**WHAT THE TASK REQUIRES:**
Give back the records below exactly, every one, with no pictures.

**MATERIAL PROVIDED:**

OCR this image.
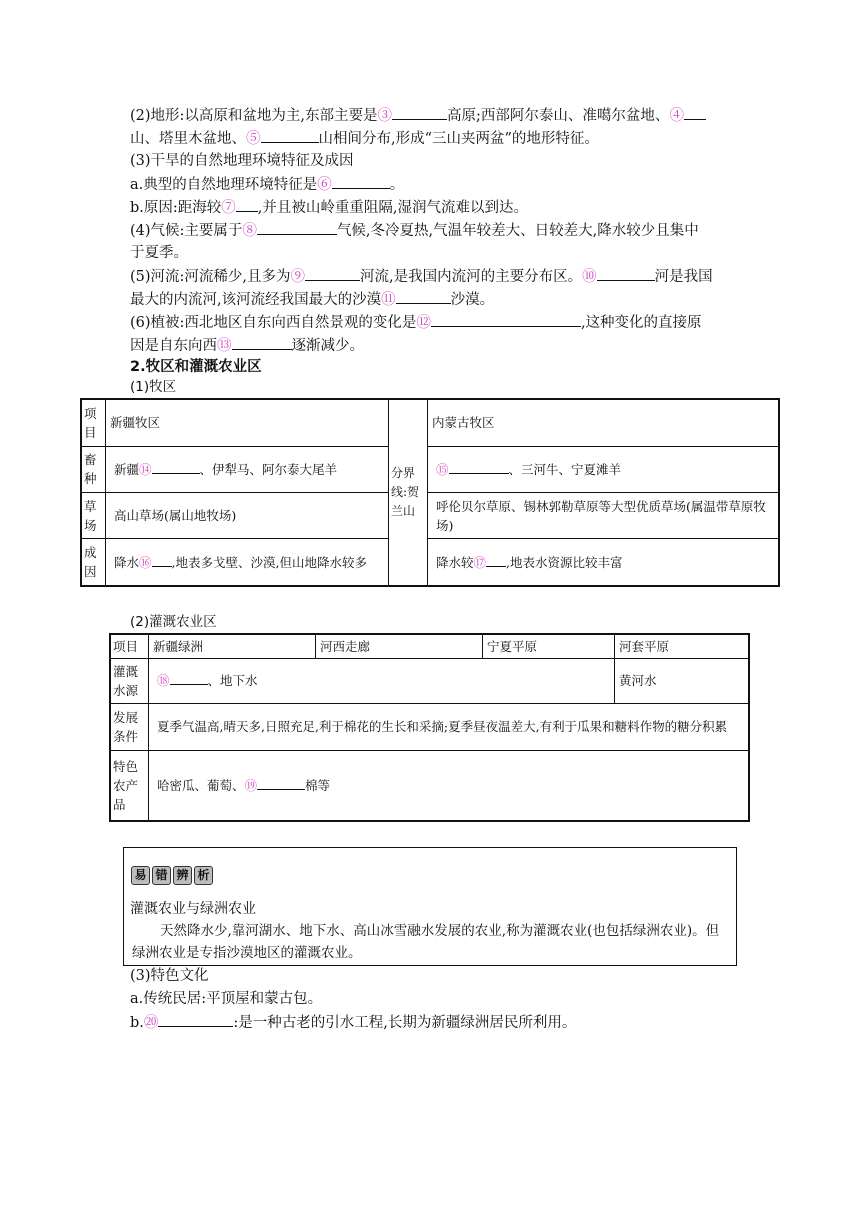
(2)地形:以高原和盆地为主,东部主要是③	高原;西部阿尔泰山、准噶尔盆地、④
山、塔里木盆地、⑤	山相间分布,形成“三山夹两盆”的地形特征。
(3)干旱的自然地理环境特征及成因
a.典型的自然地理环境特征是⑥	。
b.原因:距海较⑦ ,并且被山岭重重阻隔,湿润气流难以到达。
(4)气候:主要属于⑧	气候,冬冷夏热,气温年较差大、日较差大,降水较少且集中
于夏季。
(5)河流:河流稀少,且多为⑨	河流,是我国内流河的主要分布区。⑩	河是我国
最大的内流河,该河流经我国最大的沙漠⑪	沙漠。
(6)植被:西北地区自东向西自然景观的变化是⑫	,这种变化的直接原
因是自东向西⑬	逐渐减少。
2.牧区和灌溉农业区
(1)牧区
项目	新疆牧区	分界线:贺兰山	内蒙古牧区
畜种	新疆⑭ 、伊犁马、阿尔泰大尾羊		⑮ 、三河牛、宁夏滩羊
草场	高山草场(属山地牧场)		呼伦贝尔草原、锡林郭勒草原等大型优质草场(属温带草原牧场)
成因	降水⑯ ,地表多戈壁、沙漠,但山地降水较多		降水较⑰ ,地表水资源比较丰富
(2)灌溉农业区
项目	新疆绿洲	河西走廊	宁夏平原	河套平原
灌溉水源	⑱ 、地下水			黄河水
发展条件	夏季气温高,晴天多,日照充足,利于棉花的生长和采摘;夏季昼夜温差大,有利于瓜果和糖料作物的糖分积累			
特色农产品	哈密瓜、葡萄、⑲ 棉等			
易 错 辨 析
灌溉农业与绿洲农业
天然降水少,靠河湖水、地下水、高山冰雪融水发展的农业,称为灌溉农业(也包括绿洲农业)。但绿洲农业是专指沙漠地区的灌溉农业。
(3)特色文化
a.传统民居:平顶屋和蒙古包。
b.⑳	:是一种古老的引水工程,长期为新疆绿洲居民所利用。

**RIGHT ANSWER:**
OCR this image.
(2)地形:以高原和盆地为主,东部主要是③	高原;西部阿尔泰山、准噶尔盆地、④
山、塔里木盆地、⑤	山相间分布,形成“三山夹两盆”的地形特征。
(3)干旱的自然地理环境特征及成因
a.典型的自然地理环境特征是⑥	。
b.原因:距海较⑦ ,并且被山岭重重阻隔,湿润气流难以到达。
(4)气候:主要属于⑧	气候,冬冷夏热,气温年较差大、日较差大,降水较少且集中
于夏季。
(5)河流:河流稀少,且多为⑨	河流,是我国内流河的主要分布区。⑩	河是我国
最大的内流河,该河流经我国最大的沙漠⑪	沙漠。
(6)植被:西北地区自东向西自然景观的变化是⑫	,这种变化的直接原
因是自东向西⑬	逐渐减少。
2.牧区和灌溉农业区
(1)牧区
项目	新疆牧区	分界线:贺兰山	内蒙古牧区
畜种	新疆⑭ 、伊犁马、阿尔泰大尾羊		⑮ 、三河牛、宁夏滩羊
草场	高山草场(属山地牧场)		呼伦贝尔草原、锡林郭勒草原等大型优质草场(属温带草原牧场)
成因	降水⑯ ,地表多戈壁、沙漠,但山地降水较多		降水较⑰ ,地表水资源比较丰富
(2)灌溉农业区
项目	新疆绿洲	河西走廊	宁夏平原	河套平原
灌溉水源	⑱ 、地下水			黄河水
发展条件	夏季气温高,晴天多,日照充足,利于棉花的生长和采摘;夏季昼夜温差大,有利于瓜果和糖料作物的糖分积累			
特色农产品	哈密瓜、葡萄、⑲ 棉等			
易 错 辨 析
灌溉农业与绿洲农业
天然降水少,靠河湖水、地下水、高山冰雪融水发展的农业,称为灌溉农业(也包括绿洲农业)。但绿洲农业是专指沙漠地区的灌溉农业。
(3)特色文化
a.传统民居:平顶屋和蒙古包。
b.⑳	:是一种古老的引水工程,长期为新疆绿洲居民所利用。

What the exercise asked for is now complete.